Task description: Locate the word "JSON" in the material, then show every line that holds it.
____ Extracted information
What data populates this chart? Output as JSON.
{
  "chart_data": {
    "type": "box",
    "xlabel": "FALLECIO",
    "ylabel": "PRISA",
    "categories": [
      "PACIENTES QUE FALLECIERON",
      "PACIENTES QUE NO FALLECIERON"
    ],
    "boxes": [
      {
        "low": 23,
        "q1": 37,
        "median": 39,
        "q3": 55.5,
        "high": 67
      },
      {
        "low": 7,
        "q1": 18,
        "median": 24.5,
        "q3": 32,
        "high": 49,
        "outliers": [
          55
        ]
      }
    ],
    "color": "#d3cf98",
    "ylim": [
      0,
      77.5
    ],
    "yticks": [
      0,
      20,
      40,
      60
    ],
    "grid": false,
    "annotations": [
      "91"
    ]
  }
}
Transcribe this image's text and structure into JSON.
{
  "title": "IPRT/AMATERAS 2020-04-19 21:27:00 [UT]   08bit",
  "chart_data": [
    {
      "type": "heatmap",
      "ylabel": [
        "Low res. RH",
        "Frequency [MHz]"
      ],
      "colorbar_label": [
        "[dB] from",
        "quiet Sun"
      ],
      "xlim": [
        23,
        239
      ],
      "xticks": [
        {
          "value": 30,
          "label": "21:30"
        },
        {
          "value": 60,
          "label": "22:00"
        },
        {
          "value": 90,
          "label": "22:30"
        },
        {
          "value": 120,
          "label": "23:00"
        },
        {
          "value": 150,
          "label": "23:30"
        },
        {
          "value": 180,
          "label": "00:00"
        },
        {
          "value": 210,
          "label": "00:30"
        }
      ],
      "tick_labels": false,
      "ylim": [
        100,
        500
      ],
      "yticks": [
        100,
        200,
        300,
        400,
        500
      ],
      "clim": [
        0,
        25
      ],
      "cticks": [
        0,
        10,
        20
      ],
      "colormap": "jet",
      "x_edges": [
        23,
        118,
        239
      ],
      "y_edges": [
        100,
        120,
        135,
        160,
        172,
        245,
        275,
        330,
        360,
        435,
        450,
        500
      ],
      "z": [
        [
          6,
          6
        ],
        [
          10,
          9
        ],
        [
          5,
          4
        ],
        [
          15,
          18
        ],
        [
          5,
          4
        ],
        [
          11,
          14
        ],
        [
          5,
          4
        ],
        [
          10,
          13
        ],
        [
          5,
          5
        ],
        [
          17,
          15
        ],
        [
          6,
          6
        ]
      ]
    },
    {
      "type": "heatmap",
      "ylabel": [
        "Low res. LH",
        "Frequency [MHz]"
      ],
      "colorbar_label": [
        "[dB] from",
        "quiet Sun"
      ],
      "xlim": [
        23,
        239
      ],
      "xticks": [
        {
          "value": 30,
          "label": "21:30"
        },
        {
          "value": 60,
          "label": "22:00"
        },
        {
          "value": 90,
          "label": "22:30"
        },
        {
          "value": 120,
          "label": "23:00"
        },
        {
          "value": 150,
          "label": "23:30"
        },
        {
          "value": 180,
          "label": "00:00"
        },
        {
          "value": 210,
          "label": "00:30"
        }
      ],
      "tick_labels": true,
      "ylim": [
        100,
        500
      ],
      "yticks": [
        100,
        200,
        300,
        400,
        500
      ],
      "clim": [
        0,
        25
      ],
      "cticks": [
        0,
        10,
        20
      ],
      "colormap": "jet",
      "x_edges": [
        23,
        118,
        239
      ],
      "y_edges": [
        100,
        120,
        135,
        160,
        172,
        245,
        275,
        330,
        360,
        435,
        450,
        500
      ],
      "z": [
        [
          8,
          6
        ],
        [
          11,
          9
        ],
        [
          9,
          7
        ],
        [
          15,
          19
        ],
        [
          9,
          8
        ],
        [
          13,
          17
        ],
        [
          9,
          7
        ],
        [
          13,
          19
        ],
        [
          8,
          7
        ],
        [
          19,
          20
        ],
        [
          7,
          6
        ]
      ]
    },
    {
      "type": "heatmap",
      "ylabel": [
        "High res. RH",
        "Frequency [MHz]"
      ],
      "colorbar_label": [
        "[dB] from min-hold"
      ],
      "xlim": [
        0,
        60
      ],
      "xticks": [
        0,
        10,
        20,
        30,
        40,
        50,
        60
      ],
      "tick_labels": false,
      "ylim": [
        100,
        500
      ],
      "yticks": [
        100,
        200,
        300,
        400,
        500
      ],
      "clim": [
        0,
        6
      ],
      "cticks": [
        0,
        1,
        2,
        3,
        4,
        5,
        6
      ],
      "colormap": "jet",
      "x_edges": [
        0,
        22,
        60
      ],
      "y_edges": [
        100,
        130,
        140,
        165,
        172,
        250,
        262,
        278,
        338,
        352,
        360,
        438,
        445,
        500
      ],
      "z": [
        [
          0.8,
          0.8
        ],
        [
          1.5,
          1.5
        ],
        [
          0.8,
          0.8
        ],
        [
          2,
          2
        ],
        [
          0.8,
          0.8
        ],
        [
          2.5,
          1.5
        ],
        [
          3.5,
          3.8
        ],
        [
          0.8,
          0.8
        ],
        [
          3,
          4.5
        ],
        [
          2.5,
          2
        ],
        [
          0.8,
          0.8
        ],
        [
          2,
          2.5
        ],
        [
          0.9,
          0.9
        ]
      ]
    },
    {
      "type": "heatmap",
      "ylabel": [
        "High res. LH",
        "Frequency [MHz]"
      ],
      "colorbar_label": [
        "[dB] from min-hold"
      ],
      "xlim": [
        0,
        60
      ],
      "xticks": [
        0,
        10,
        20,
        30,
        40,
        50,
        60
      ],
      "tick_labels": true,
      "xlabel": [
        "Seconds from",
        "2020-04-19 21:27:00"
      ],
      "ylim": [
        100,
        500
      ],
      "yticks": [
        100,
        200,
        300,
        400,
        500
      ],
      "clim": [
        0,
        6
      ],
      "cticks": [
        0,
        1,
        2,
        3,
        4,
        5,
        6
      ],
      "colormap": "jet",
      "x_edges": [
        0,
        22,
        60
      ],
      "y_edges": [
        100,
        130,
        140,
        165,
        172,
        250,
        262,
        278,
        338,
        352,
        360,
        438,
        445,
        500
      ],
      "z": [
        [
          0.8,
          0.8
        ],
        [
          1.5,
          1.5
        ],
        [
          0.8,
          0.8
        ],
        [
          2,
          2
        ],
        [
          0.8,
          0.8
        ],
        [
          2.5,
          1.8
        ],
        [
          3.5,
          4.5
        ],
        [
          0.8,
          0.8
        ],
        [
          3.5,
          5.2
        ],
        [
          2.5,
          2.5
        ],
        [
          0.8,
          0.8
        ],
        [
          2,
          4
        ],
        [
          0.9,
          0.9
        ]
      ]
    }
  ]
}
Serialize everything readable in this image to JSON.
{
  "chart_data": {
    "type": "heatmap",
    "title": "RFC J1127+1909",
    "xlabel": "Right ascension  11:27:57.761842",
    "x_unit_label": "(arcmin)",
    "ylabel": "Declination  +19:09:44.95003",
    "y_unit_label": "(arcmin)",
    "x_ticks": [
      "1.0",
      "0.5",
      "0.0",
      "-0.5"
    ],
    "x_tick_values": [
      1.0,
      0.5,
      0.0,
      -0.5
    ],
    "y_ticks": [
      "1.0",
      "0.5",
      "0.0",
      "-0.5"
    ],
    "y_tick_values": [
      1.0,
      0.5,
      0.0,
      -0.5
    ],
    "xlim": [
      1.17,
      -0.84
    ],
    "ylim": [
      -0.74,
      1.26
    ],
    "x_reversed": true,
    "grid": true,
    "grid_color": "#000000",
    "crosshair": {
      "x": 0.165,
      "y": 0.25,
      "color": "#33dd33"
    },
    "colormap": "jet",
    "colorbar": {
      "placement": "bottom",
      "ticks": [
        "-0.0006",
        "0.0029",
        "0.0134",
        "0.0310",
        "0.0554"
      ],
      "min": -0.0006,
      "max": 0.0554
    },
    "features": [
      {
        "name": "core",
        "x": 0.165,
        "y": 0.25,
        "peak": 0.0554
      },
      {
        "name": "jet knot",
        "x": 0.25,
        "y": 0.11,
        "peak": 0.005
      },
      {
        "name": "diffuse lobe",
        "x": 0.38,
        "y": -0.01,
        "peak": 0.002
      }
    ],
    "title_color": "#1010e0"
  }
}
________
Task output:
What data populates this chart? Output as JSON.
Transcribe this image's text and structure into JSON.
Serialize everything readable in this image to JSON.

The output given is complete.